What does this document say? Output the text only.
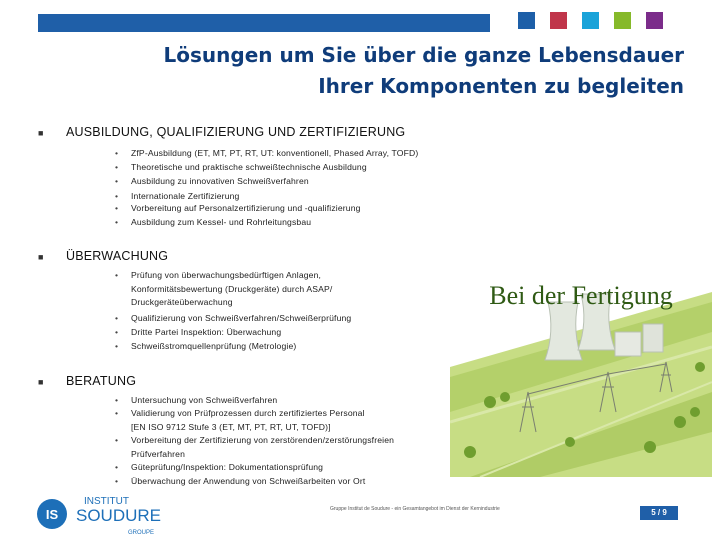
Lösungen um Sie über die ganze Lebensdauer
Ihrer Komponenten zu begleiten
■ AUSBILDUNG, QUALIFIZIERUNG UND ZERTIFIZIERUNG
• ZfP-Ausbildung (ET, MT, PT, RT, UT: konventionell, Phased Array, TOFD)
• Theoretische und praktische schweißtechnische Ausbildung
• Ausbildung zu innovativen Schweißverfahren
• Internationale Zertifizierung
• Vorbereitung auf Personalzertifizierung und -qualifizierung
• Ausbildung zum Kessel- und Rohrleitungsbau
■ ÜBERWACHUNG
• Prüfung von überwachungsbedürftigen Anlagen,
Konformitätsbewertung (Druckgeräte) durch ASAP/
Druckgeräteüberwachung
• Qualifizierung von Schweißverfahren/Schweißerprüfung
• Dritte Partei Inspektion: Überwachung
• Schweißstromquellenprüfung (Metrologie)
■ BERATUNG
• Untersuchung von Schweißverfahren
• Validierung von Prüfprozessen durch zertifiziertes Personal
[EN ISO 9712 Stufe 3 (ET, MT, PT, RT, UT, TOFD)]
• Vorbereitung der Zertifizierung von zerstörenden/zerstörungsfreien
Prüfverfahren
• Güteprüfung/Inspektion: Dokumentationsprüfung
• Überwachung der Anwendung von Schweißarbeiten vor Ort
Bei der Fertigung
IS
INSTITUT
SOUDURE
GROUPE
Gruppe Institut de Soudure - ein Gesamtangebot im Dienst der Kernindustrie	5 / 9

---

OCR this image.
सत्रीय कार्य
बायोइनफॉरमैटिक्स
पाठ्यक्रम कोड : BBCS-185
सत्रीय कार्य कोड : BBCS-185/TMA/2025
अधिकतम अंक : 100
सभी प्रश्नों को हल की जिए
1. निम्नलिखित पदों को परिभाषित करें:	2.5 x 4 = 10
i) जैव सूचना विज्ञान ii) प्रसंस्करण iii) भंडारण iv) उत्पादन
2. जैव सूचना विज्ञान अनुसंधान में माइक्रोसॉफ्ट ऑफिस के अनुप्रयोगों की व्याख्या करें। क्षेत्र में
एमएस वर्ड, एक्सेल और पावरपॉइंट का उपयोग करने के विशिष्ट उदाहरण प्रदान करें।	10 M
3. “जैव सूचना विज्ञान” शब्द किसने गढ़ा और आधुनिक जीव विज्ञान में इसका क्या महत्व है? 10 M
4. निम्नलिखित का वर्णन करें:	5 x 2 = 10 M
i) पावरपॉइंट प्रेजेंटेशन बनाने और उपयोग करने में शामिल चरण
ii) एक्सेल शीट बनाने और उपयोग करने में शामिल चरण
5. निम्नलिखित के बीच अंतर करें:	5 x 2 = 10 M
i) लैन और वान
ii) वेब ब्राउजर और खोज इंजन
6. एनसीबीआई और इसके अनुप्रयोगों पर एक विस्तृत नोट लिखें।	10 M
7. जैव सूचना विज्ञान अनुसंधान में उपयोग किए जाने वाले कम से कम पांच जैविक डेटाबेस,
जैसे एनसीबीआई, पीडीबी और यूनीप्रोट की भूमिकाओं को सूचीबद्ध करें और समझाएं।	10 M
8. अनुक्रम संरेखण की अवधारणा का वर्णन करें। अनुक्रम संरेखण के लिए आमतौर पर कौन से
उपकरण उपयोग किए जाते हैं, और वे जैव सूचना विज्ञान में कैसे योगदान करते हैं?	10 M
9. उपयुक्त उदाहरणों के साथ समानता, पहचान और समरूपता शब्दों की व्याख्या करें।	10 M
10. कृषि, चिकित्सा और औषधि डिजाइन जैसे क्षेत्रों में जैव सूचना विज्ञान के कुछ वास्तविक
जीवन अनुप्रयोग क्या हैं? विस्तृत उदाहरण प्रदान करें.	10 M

▸ **SET TASK**:
Among the entries above, identify all lines with "Schweißverfahren" and copy them.

▸ **ANSWER TO THE PROBLEM**:
• Ausbildung zu innovativen Schweißverfahren
• Qualifizierung von Schweißverfahren/Schweißerprüfung
• Untersuchung von Schweißverfahren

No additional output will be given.